— BEGIN SOURCE RECORDS —

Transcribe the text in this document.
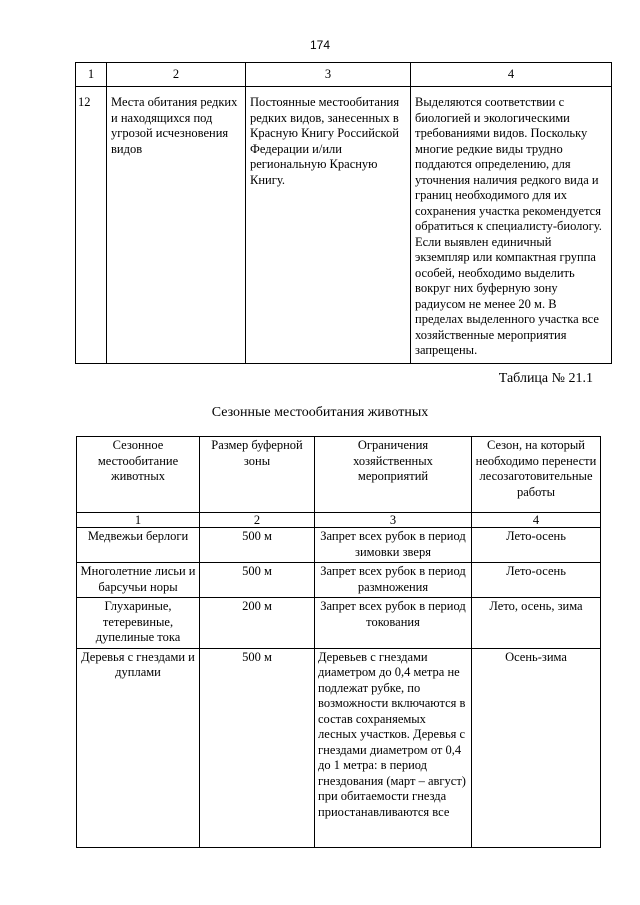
174
1	2	3	4
12	Места обитания редких и находящихся под угрозой исчезновения видов	Постоянные местообитания редких видов, занесенных в Красную Книгу Российской Федерации и/или региональную Красную Книгу.	Выделяются соответствии с биологией и экологическими требованиями видов. Поскольку многие редкие виды трудно поддаются определению, для уточнения наличия редкого вида и границ необходимого для их сохранения участка рекомендуется обратиться к специалисту-биологу. Если выявлен единичный экземпляр или компактная группа особей, необходимо выделить вокруг них буферную зону радиусом не менее 20 м. В пределах выделенного участка все хозяйственные мероприятия запрещены.
Таблица № 21.1
Сезонные местообитания животных
Сезонное местообитание животных	Размер буферной зоны	Ограничения хозяйственных мероприятий	Сезон, на который необходимо перенести лесозаготовительные работы
1	2	3	4
Медвежьи берлоги	500 м	Запрет всех рубок в период зимовки зверя	Лето-осень
Многолетние лисьи и барсучьи норы	500 м	Запрет всех рубок в период размножения	Лето-осень
Глухариные, тетеревиные, дупелиные тока	200 м	Запрет всех рубок в период токования	Лето, осень, зима
Деревья с гнездами и дуплами	500 м	Деревьев с гнездами диаметром до 0,4 метра не подлежат рубке, по возможности включаются в состав сохраняемых лесных участков. Деревья с гнездами диаметром от 0,4 до 1 метра: в период гнездования (март – август) при обитаемости гнезда приостанавливаются все	Осень-зима
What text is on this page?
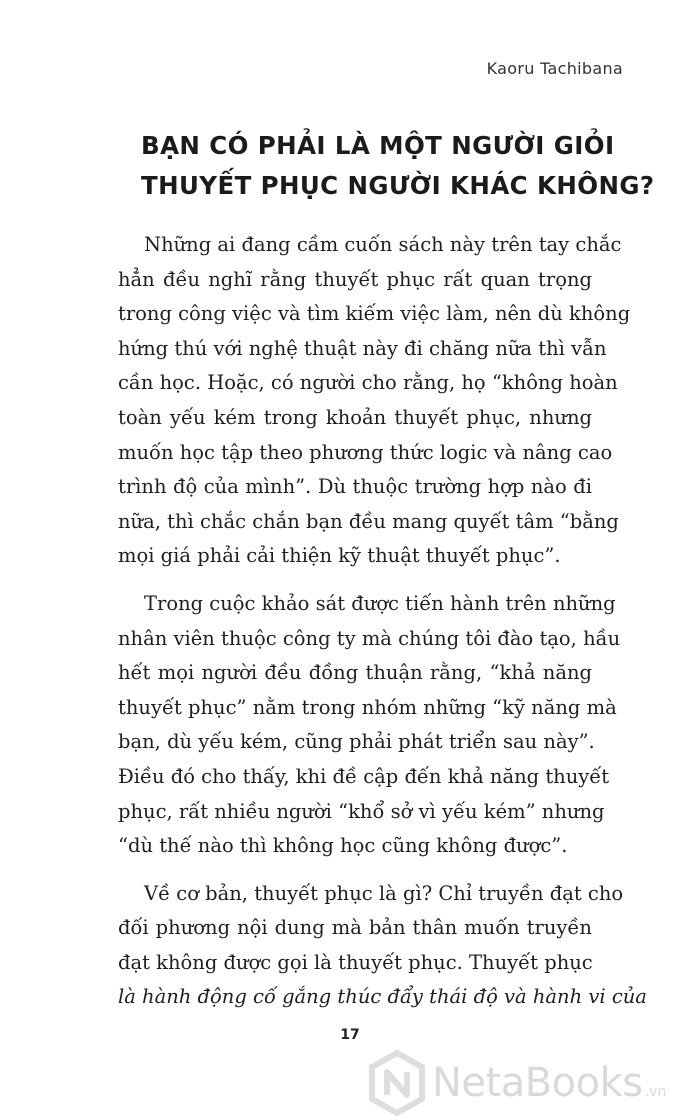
Kaoru Tachibana
BẠN CÓ PHẢI LÀ MỘT NGƯỜI GIỎI
THUYẾT PHỤC NGƯỜI KHÁC KHÔNG?
Những ai đang cầm cuốn sách này trên tay chắc
hẳn đều nghĩ rằng thuyết phục rất quan trọng
trong công việc và tìm kiếm việc làm, nên dù không
hứng thú với nghệ thuật này đi chăng nữa thì vẫn
cần học. Hoặc, có người cho rằng, họ “không hoàn
toàn yếu kém trong khoản thuyết phục, nhưng
muốn học tập theo phương thức logic và nâng cao
trình độ của mình”. Dù thuộc trường hợp nào đi
nữa, thì chắc chắn bạn đều mang quyết tâm “bằng
mọi giá phải cải thiện kỹ thuật thuyết phục”.
Trong cuộc khảo sát được tiến hành trên những
nhân viên thuộc công ty mà chúng tôi đào tạo, hầu
hết mọi người đều đồng thuận rằng, “khả năng
thuyết phục” nằm trong nhóm những “kỹ năng mà
bạn, dù yếu kém, cũng phải phát triển sau này”.
Điều đó cho thấy, khi đề cập đến khả năng thuyết
phục, rất nhiều người “khổ sở vì yếu kém” nhưng
“dù thế nào thì không học cũng không được”.
Về cơ bản, thuyết phục là gì? Chỉ truyền đạt cho
đối phương nội dung mà bản thân muốn truyền
đạt không được gọi là thuyết phục. Thuyết phục
là hành động cố gắng thúc đẩy thái độ và hành vi của
17
NetaBooks .vn
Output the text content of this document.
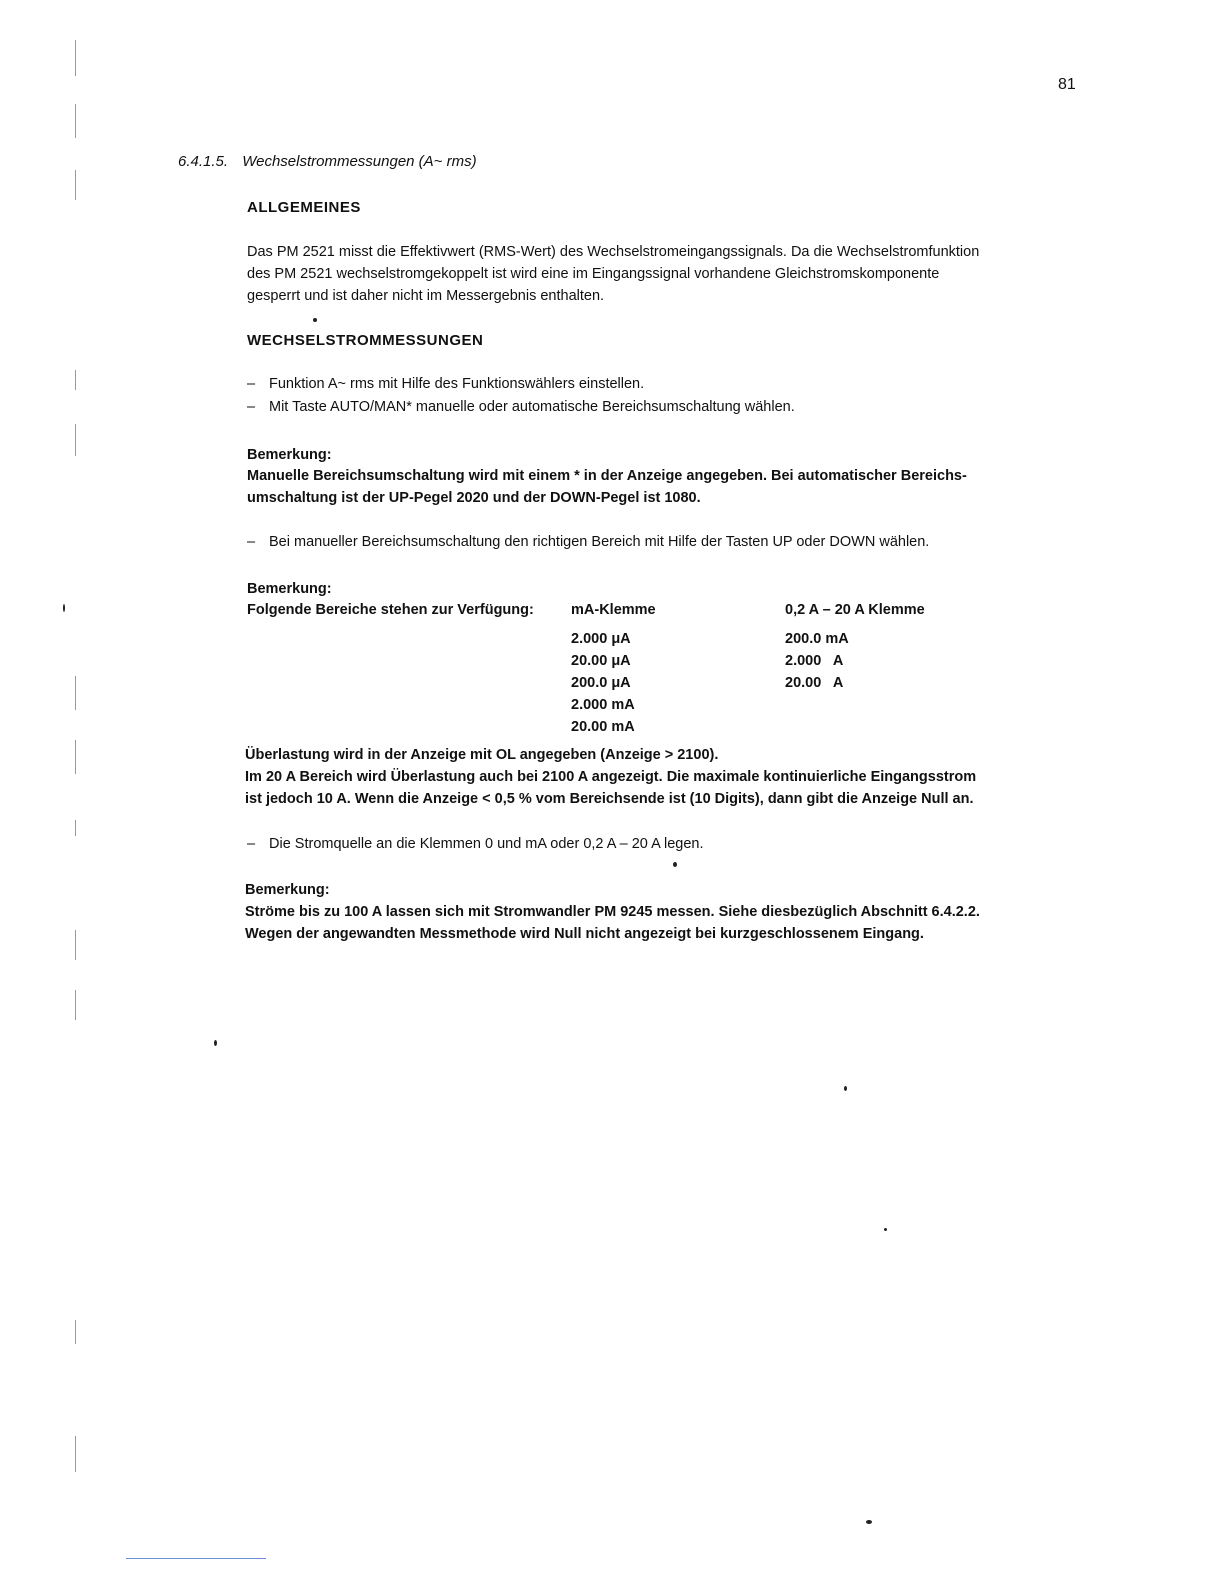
81
6.4.1.5. Wechselstrommessungen (A~ rms)
ALLGEMEINES
Das PM 2521 misst die Effektivwert (RMS-Wert) des Wechselstromeingangssignals. Da die Wechselstromfunktion
des PM 2521 wechselstromgekoppelt ist wird eine im Eingangssignal vorhandene Gleichstromskomponente
gesperrt und ist daher nicht im Messergebnis enthalten.
WECHSELSTROMMESSUNGEN
– Funktion A~ rms mit Hilfe des Funktionswählers einstellen.
– Mit Taste AUTO/MAN* manuelle oder automatische Bereichsumschaltung wählen.
Bemerkung:
Manuelle Bereichsumschaltung wird mit einem * in der Anzeige angegeben. Bei automatischer Bereichs-
umschaltung ist der UP-Pegel 2020 und der DOWN-Pegel ist 1080.
– Bei manueller Bereichsumschaltung den richtigen Bereich mit Hilfe der Tasten UP oder DOWN wählen.
Bemerkung:
Folgende Bereiche stehen zur Verfügung:	mA-Klemme
2.000 μA
20.00 μA
200.0 μA
2.000 mA
20.00 mA
0,2 A – 20 A Klemme
200.0 mA
2.000   A
20.00   A
Überlastung wird in der Anzeige mit OL angegeben (Anzeige > 2100).
Im 20 A Bereich wird Überlastung auch bei 2100 A angezeigt. Die maximale kontinuierliche Eingangsstrom
ist jedoch 10 A. Wenn die Anzeige < 0,5 % vom Bereichsende ist (10 Digits), dann gibt die Anzeige Null an.
– Die Stromquelle an die Klemmen 0 und mA oder 0,2 A – 20 A legen.
Bemerkung:
Ströme bis zu 100 A lassen sich mit Stromwandler PM 9245 messen. Siehe diesbezüglich Abschnitt 6.4.2.2.
Wegen der angewandten Messmethode wird Null nicht angezeigt bei kurzgeschlossenem Eingang.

— END SOURCE RECORDS —

TASK OBJECTIVE => Copy the material above in full and exactly, skipping pictures.

CORRECT ANSWER =>
Transcribe the text in this document.
174
1	2	3	4
12	Места обитания редких и находящихся под угрозой исчезновения видов	Постоянные местообитания редких видов, занесенных в Красную Книгу Российской Федерации и/или региональную Красную Книгу.	Выделяются соответствии с биологией и экологическими требованиями видов. Поскольку многие редкие виды трудно поддаются определению, для уточнения наличия редкого вида и границ необходимого для их сохранения участка рекомендуется обратиться к специалисту-биологу. Если выявлен единичный экземпляр или компактная группа особей, необходимо выделить вокруг них буферную зону радиусом не менее 20 м. В пределах выделенного участка все хозяйственные мероприятия запрещены.
Таблица № 21.1
Сезонные местообитания животных
Сезонное местообитание животных	Размер буферной зоны	Ограничения хозяйственных мероприятий	Сезон, на который необходимо перенести лесозаготовительные работы
1	2	3	4
Медвежьи берлоги	500 м	Запрет всех рубок в период зимовки зверя	Лето-осень
Многолетние лисьи и барсучьи норы	500 м	Запрет всех рубок в период размножения	Лето-осень
Глухариные, тетеревиные, дупелиные тока	200 м	Запрет всех рубок в период токования	Лето, осень, зима
Деревья с гнездами и дуплами	500 м	Деревьев с гнездами диаметром до 0,4 метра не подлежат рубке, по возможности включаются в состав сохраняемых лесных участков. Деревья с гнездами диаметром от 0,4 до 1 метра: в период гнездования (март – август) при обитаемости гнезда приостанавливаются все	Осень-зима
What text is on this page?
Kaoru Tachibana
BẠN CÓ PHẢI LÀ MỘT NGƯỜI GIỎI
THUYẾT PHỤC NGƯỜI KHÁC KHÔNG?
Những ai đang cầm cuốn sách này trên tay chắc
hẳn đều nghĩ rằng thuyết phục rất quan trọng
trong công việc và tìm kiếm việc làm, nên dù không
hứng thú với nghệ thuật này đi chăng nữa thì vẫn
cần học. Hoặc, có người cho rằng, họ “không hoàn
toàn yếu kém trong khoản thuyết phục, nhưng
muốn học tập theo phương thức logic và nâng cao
trình độ của mình”. Dù thuộc trường hợp nào đi
nữa, thì chắc chắn bạn đều mang quyết tâm “bằng
mọi giá phải cải thiện kỹ thuật thuyết phục”.
Trong cuộc khảo sát được tiến hành trên những
nhân viên thuộc công ty mà chúng tôi đào tạo, hầu
hết mọi người đều đồng thuận rằng, “khả năng
thuyết phục” nằm trong nhóm những “kỹ năng mà
bạn, dù yếu kém, cũng phải phát triển sau này”.
Điều đó cho thấy, khi đề cập đến khả năng thuyết
phục, rất nhiều người “khổ sở vì yếu kém” nhưng
“dù thế nào thì không học cũng không được”.
Về cơ bản, thuyết phục là gì? Chỉ truyền đạt cho
đối phương nội dung mà bản thân muốn truyền
đạt không được gọi là thuyết phục. Thuyết phục
là hành động cố gắng thúc đẩy thái độ và hành vi của
17
NetaBooks .vn
Output the text content of this document.
81
6.4.1.5. Wechselstrommessungen (A~ rms)
ALLGEMEINES
Das PM 2521 misst die Effektivwert (RMS-Wert) des Wechselstromeingangssignals. Da die Wechselstromfunktion
des PM 2521 wechselstromgekoppelt ist wird eine im Eingangssignal vorhandene Gleichstromskomponente
gesperrt und ist daher nicht im Messergebnis enthalten.
WECHSELSTROMMESSUNGEN
– Funktion A~ rms mit Hilfe des Funktionswählers einstellen.
– Mit Taste AUTO/MAN* manuelle oder automatische Bereichsumschaltung wählen.
Bemerkung:
Manuelle Bereichsumschaltung wird mit einem * in der Anzeige angegeben. Bei automatischer Bereichs-
umschaltung ist der UP-Pegel 2020 und der DOWN-Pegel ist 1080.
– Bei manueller Bereichsumschaltung den richtigen Bereich mit Hilfe der Tasten UP oder DOWN wählen.
Bemerkung:
Folgende Bereiche stehen zur Verfügung:	mA-Klemme
2.000 μA
20.00 μA
200.0 μA
2.000 mA
20.00 mA
0,2 A – 20 A Klemme
200.0 mA
2.000   A
20.00   A
Überlastung wird in der Anzeige mit OL angegeben (Anzeige > 2100).
Im 20 A Bereich wird Überlastung auch bei 2100 A angezeigt. Die maximale kontinuierliche Eingangsstrom
ist jedoch 10 A. Wenn die Anzeige < 0,5 % vom Bereichsende ist (10 Digits), dann gibt die Anzeige Null an.
– Die Stromquelle an die Klemmen 0 und mA oder 0,2 A – 20 A legen.
Bemerkung:
Ströme bis zu 100 A lassen sich mit Stromwandler PM 9245 messen. Siehe diesbezüglich Abschnitt 6.4.2.2.
Wegen der angewandten Messmethode wird Null nicht angezeigt bei kurzgeschlossenem Eingang.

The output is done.